Problem description: Go through the data below. List every line that holds the word "must".

○ ○ ○ ○ ○

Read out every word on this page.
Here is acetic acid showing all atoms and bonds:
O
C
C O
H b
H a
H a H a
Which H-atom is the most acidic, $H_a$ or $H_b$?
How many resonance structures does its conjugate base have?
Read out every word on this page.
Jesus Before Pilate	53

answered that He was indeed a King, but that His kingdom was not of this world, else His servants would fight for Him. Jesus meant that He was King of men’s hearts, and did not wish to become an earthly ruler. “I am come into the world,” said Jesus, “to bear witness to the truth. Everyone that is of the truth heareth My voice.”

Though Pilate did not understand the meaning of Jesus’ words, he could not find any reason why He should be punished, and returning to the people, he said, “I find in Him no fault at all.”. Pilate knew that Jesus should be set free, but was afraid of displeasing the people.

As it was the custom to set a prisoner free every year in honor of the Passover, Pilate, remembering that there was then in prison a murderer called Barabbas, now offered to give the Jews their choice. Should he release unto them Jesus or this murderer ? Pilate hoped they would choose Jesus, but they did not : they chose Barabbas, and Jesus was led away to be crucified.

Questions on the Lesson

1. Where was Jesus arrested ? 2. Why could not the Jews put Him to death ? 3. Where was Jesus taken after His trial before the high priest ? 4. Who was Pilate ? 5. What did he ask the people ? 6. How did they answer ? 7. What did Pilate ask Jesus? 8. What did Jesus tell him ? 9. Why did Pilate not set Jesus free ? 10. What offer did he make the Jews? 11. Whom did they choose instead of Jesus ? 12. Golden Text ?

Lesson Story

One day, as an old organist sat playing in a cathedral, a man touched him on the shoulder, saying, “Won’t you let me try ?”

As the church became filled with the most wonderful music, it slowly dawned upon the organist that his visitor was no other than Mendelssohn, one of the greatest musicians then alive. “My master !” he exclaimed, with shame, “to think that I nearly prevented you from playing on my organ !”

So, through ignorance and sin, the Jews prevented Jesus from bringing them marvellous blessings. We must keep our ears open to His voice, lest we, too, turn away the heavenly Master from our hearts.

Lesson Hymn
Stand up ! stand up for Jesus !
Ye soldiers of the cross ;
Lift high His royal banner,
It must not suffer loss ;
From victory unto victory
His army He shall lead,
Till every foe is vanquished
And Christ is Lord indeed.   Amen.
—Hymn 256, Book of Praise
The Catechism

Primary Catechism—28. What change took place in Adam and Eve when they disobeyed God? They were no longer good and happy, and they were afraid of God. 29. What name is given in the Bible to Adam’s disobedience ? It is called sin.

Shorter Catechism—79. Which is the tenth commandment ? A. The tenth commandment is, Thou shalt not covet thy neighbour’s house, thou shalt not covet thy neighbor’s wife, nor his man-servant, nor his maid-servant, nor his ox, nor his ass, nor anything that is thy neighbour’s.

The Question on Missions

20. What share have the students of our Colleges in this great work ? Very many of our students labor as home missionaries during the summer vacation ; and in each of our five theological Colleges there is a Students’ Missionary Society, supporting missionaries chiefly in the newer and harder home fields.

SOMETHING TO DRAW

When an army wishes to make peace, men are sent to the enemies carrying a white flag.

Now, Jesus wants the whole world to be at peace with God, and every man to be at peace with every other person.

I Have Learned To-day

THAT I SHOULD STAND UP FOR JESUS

○ ○ ○ ○ ○

Response:
So, through ignorance and sin, the Jews prevented Jesus from bringing them marvellous blessings. We must keep our ears open to His voice, lest we, too, turn away the heavenly Master from our hearts.
It must not suffer loss ;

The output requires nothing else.